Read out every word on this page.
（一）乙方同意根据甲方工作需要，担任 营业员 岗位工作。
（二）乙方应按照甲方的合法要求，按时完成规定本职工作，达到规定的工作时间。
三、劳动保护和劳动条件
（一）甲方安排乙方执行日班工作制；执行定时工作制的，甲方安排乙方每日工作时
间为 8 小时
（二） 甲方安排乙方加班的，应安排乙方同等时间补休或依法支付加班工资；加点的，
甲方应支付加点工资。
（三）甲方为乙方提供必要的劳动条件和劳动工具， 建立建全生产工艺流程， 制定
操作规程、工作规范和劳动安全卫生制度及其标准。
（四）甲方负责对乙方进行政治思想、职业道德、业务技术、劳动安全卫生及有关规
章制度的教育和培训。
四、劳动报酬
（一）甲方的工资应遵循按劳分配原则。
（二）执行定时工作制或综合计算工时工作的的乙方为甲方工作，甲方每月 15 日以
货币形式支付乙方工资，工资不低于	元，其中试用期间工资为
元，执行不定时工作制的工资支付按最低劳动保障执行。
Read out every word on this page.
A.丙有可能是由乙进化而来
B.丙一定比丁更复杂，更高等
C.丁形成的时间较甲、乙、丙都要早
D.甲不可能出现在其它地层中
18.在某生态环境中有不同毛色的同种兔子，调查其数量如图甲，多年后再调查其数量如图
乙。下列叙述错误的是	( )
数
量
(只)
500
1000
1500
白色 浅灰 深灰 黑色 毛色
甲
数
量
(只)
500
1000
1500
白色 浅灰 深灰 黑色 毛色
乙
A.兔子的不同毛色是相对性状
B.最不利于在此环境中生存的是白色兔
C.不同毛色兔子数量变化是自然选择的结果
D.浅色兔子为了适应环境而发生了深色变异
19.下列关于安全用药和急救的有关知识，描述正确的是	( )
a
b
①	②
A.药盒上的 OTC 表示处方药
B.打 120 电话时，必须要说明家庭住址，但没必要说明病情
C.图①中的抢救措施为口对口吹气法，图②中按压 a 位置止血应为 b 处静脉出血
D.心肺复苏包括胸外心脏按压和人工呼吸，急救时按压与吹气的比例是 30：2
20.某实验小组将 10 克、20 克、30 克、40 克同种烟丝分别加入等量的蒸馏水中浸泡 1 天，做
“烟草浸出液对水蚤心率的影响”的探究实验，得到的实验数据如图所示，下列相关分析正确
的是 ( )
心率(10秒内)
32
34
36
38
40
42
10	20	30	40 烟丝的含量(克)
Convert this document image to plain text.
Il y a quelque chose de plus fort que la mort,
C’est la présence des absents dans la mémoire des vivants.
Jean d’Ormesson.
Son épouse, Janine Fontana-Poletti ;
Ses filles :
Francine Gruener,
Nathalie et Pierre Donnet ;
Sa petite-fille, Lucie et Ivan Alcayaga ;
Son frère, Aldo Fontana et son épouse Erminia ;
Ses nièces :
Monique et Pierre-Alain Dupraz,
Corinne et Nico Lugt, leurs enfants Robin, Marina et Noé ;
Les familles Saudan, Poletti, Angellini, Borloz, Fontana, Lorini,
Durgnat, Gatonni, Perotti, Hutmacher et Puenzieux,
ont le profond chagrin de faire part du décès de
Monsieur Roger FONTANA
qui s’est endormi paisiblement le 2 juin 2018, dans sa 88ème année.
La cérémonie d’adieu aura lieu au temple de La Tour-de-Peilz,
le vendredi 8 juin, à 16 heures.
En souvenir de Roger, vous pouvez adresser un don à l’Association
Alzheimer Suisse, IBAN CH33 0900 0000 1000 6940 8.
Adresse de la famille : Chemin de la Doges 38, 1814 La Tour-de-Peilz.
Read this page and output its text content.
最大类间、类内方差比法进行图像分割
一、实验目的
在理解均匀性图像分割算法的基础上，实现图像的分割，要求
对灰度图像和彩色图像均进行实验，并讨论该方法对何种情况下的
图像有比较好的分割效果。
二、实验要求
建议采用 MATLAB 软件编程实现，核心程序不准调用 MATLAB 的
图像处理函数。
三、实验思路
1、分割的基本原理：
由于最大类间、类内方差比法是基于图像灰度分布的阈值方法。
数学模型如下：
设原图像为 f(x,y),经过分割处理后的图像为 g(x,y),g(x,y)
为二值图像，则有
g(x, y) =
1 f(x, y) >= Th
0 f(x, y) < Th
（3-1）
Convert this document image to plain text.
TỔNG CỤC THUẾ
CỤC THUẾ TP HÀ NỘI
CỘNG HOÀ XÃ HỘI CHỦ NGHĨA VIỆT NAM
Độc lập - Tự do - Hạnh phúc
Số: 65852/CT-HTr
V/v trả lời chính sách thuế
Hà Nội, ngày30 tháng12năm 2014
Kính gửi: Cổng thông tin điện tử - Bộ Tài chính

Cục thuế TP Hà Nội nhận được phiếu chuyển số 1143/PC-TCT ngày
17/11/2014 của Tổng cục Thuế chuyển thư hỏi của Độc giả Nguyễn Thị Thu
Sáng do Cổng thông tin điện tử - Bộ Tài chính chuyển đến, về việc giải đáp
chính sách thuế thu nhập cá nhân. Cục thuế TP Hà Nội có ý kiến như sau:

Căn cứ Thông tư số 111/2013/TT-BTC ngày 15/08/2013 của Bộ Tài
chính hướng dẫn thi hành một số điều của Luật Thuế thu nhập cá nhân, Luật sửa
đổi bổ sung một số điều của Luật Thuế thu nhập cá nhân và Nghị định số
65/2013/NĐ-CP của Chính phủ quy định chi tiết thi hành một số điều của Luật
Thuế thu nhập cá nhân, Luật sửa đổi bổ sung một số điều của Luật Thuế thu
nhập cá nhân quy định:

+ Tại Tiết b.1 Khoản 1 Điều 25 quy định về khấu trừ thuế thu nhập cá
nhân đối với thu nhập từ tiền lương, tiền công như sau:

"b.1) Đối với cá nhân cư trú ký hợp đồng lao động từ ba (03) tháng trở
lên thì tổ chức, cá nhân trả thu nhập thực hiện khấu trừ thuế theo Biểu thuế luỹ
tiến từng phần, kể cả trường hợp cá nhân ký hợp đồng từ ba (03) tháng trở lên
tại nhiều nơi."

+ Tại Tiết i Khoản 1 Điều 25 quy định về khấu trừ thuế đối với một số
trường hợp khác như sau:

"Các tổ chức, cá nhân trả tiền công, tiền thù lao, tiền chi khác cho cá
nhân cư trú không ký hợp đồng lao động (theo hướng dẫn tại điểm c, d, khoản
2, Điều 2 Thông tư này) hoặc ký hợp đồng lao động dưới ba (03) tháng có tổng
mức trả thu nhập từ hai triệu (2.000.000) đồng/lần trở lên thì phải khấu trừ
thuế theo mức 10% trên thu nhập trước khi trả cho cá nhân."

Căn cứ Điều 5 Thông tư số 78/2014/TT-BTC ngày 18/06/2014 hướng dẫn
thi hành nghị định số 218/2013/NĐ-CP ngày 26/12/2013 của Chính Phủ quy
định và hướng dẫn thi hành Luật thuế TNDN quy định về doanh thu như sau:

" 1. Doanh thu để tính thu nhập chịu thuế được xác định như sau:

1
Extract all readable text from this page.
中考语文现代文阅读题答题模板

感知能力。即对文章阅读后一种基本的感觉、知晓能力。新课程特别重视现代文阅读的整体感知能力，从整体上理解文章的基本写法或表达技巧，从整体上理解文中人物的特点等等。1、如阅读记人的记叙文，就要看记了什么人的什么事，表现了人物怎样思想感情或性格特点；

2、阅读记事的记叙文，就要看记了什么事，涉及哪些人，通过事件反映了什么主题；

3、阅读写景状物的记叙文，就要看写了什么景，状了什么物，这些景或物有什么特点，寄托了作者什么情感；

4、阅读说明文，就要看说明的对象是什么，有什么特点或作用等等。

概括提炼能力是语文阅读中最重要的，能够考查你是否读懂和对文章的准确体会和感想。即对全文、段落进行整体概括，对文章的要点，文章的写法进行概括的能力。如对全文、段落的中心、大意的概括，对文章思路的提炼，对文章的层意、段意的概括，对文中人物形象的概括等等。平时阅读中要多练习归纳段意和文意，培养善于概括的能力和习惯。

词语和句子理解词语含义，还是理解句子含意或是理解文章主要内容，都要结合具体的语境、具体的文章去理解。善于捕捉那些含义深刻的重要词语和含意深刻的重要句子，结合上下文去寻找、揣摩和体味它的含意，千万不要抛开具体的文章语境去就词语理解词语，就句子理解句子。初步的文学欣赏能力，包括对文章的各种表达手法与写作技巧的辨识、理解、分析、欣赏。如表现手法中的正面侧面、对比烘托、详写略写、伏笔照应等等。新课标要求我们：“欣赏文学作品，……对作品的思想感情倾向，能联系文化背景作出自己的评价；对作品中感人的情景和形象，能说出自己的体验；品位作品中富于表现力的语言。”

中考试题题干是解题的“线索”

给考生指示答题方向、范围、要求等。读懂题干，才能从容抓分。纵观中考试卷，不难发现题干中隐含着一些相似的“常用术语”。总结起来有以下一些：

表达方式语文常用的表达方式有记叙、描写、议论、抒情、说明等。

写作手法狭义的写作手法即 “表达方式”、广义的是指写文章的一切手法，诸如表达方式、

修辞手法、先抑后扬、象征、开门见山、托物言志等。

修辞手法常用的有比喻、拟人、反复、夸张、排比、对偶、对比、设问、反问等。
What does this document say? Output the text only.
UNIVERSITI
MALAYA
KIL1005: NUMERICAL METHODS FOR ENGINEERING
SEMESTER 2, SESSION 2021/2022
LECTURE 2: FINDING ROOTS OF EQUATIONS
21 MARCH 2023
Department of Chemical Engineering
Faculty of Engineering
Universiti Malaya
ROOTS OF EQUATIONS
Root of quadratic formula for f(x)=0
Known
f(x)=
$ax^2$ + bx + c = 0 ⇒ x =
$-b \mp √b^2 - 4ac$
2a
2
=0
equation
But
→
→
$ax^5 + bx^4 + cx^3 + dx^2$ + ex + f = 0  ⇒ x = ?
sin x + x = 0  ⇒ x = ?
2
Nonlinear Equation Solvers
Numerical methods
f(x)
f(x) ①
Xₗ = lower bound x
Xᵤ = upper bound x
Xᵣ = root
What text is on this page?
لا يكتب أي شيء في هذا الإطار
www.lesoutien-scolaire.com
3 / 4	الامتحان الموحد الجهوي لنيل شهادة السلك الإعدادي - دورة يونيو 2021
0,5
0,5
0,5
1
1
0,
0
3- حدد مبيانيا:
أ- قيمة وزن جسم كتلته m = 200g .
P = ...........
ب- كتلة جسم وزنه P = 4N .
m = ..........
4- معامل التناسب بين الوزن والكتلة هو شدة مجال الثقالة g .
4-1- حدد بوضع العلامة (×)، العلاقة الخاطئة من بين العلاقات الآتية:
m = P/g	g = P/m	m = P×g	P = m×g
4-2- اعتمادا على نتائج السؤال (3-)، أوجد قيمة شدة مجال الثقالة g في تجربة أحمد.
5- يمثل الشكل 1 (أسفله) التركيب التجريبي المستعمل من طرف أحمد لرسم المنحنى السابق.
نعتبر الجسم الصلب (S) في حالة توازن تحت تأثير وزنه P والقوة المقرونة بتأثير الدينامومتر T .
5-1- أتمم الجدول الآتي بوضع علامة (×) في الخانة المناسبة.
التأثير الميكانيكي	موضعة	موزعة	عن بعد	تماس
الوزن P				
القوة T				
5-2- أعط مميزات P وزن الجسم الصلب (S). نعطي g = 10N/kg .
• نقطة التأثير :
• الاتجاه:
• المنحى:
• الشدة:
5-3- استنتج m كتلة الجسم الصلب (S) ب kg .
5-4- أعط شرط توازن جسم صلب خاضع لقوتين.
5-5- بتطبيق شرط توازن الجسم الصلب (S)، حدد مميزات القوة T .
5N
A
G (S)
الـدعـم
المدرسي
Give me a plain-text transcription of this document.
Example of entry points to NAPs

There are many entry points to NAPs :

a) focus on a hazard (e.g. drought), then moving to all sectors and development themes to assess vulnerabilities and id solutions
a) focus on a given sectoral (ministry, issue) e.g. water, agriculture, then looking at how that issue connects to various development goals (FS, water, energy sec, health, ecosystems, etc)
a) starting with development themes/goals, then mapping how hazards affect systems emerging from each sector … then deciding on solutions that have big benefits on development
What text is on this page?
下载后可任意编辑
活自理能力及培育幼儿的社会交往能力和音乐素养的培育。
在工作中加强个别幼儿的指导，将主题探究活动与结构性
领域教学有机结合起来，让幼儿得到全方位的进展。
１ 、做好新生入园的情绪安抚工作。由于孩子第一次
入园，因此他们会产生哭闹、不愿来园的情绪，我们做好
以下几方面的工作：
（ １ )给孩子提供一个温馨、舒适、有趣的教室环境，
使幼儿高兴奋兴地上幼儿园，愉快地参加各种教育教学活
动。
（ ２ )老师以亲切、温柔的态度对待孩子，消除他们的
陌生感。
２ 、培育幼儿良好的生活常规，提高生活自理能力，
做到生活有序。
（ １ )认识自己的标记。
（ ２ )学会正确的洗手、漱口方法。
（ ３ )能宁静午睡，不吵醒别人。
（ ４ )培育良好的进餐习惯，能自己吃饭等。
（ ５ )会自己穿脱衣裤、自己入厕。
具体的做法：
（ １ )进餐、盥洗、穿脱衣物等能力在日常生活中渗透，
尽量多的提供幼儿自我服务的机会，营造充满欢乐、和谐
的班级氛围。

+===+

### To do
Go through the records above, find every line with the word "động", and list those lines.

### Problem solution
"b.1) Đối với cá nhân cư trú ký hợp đồng lao động từ ba (03) tháng trở
nhân cư trú không ký hợp đồng lao động (theo hướng dẫn tại điểm c, d, khoản
2, Điều 2 Thông tư này) hoặc ký hợp đồng lao động dưới ba (03) tháng có tổng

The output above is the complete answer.